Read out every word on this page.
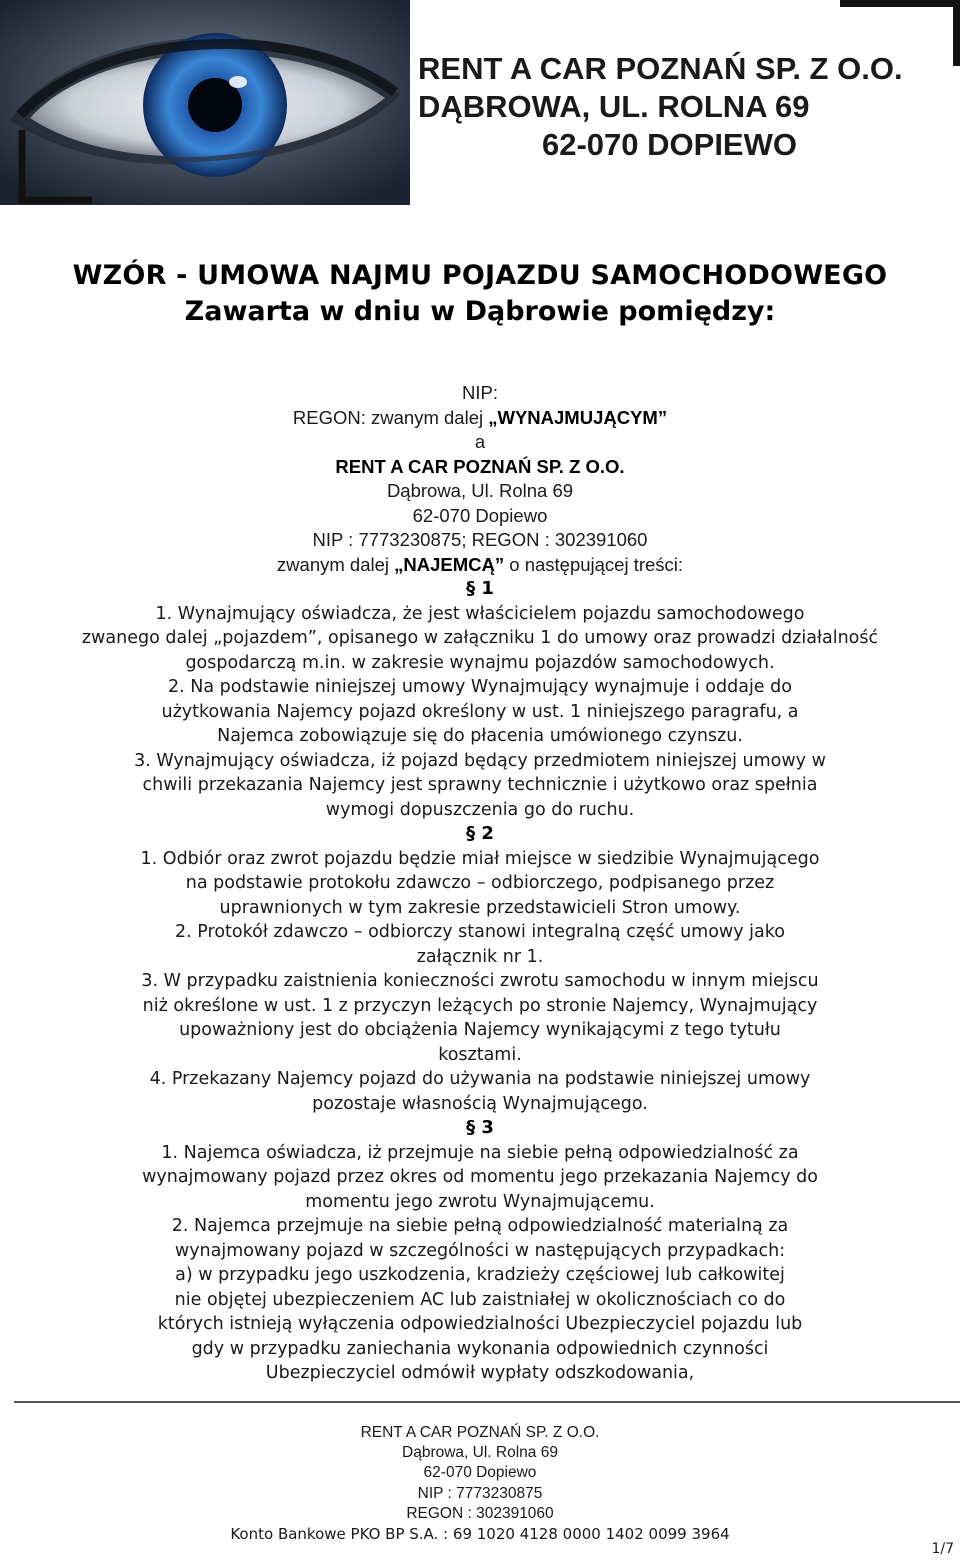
RENT A CAR POZNAŃ SP. Z O.O.
DĄBROWA, UL. ROLNA 69
62-070 DOPIEWO
WZÓR - UMOWA NAJMU POJAZDU SAMOCHODOWEGO
Zawarta w dniu w Dąbrowie pomiędzy:
NIP:
REGON: zwanym dalej „WYNAJMUJĄCYM”
a
RENT A CAR POZNAŃ SP. Z O.O.
Dąbrowa, Ul. Rolna 69
62-070 Dopiewo
NIP : 7773230875; REGON : 302391060
zwanym dalej „NAJEMCĄ” o następującej treści:
§ 1
1. Wynajmujący oświadcza, że jest właścicielem pojazdu samochodowego
zwanego dalej „pojazdem”, opisanego w załączniku 1 do umowy oraz prowadzi działalność
gospodarczą m.in. w zakresie wynajmu pojazdów samochodowych.
2. Na podstawie niniejszej umowy Wynajmujący wynajmuje i oddaje do
użytkowania Najemcy pojazd określony w ust. 1 niniejszego paragrafu, a
Najemca zobowiązuje się do płacenia umówionego czynszu.
3. Wynajmujący oświadcza, iż pojazd będący przedmiotem niniejszej umowy w
chwili przekazania Najemcy jest sprawny technicznie i użytkowo oraz spełnia
wymogi dopuszczenia go do ruchu.
§ 2
1. Odbiór oraz zwrot pojazdu będzie miał miejsce w siedzibie Wynajmującego
na podstawie protokołu zdawczo – odbiorczego, podpisanego przez
uprawnionych w tym zakresie przedstawicieli Stron umowy.
2. Protokół zdawczo – odbiorczy stanowi integralną część umowy jako
załącznik nr 1.
3. W przypadku zaistnienia konieczności zwrotu samochodu w innym miejscu
niż określone w ust. 1 z przyczyn leżących po stronie Najemcy, Wynajmujący
upoważniony jest do obciążenia Najemcy wynikającymi z tego tytułu
kosztami.
4. Przekazany Najemcy pojazd do używania na podstawie niniejszej umowy
pozostaje własnością Wynajmującego.
§ 3
1. Najemca oświadcza, iż przejmuje na siebie pełną odpowiedzialność za
wynajmowany pojazd przez okres od momentu jego przekazania Najemcy do
momentu jego zwrotu Wynajmującemu.
2. Najemca przejmuje na siebie pełną odpowiedzialność materialną za
wynajmowany pojazd w szczególności w następujących przypadkach:
a) w przypadku jego uszkodzenia, kradzieży częściowej lub całkowitej
nie objętej ubezpieczeniem AC lub zaistniałej w okolicznościach co do
których istnieją wyłączenia odpowiedzialności Ubezpieczyciel pojazdu lub
gdy w przypadku zaniechania wykonania odpowiednich czynności
Ubezpieczyciel odmówił wypłaty odszkodowania,
RENT A CAR POZNAŃ SP. Z O.O.
Dąbrowa, Ul. Rolna 69
62-070 Dopiewo
NIP : 7773230875
REGON : 302391060
Konto Bankowe PKO BP S.A. : 69 1020 4128 0000 1402 0099 3964
1/7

▸ **To do**
Return every line containing "niniejszej".

▸ **Written answer**
2. Na podstawie niniejszej umowy Wynajmujący wynajmuje i oddaje do
3. Wynajmujący oświadcza, iż pojazd będący przedmiotem niniejszej umowy w
4. Przekazany Najemcy pojazd do używania na podstawie niniejszej umowy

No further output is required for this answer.